Short exercise: Set the following entries down again exactly, line by line.

Figure collection entries
________________

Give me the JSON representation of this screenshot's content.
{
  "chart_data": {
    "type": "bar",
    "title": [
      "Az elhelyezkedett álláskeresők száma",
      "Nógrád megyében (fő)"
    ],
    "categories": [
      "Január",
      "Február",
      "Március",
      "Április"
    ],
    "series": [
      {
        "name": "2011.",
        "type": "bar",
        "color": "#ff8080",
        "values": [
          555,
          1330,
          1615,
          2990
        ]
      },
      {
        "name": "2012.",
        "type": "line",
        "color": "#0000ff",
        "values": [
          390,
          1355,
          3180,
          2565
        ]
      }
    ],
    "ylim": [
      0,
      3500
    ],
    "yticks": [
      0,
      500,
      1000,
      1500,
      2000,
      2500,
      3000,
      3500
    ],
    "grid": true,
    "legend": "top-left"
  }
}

________________

Answer for the task:
Give me the JSON representation of this screenshot's content.
{
  "chart_data": {
    "type": "bar",
    "title": [
      "Az elhelyezkedett álláskeresők száma",
      "Nógrád megyében (fő)"
    ],
    "categories": [
      "Január",
      "Február",
      "Március",
      "Április"
    ],
    "series": [
      {
        "name": "2011.",
        "type": "bar",
        "color": "#ff8080",
        "values": [
          555,
          1330,
          1615,
          2990
        ]
      },
      {
        "name": "2012.",
        "type": "line",
        "color": "#0000ff",
        "values": [
          390,
          1355,
          3180,
          2565
        ]
      }
    ],
    "ylim": [
      0,
      3500
    ],
    "yticks": [
      0,
      500,
      1000,
      1500,
      2000,
      2500,
      3000,
      3500
    ],
    "grid": true,
    "legend": "top-left"
  }
}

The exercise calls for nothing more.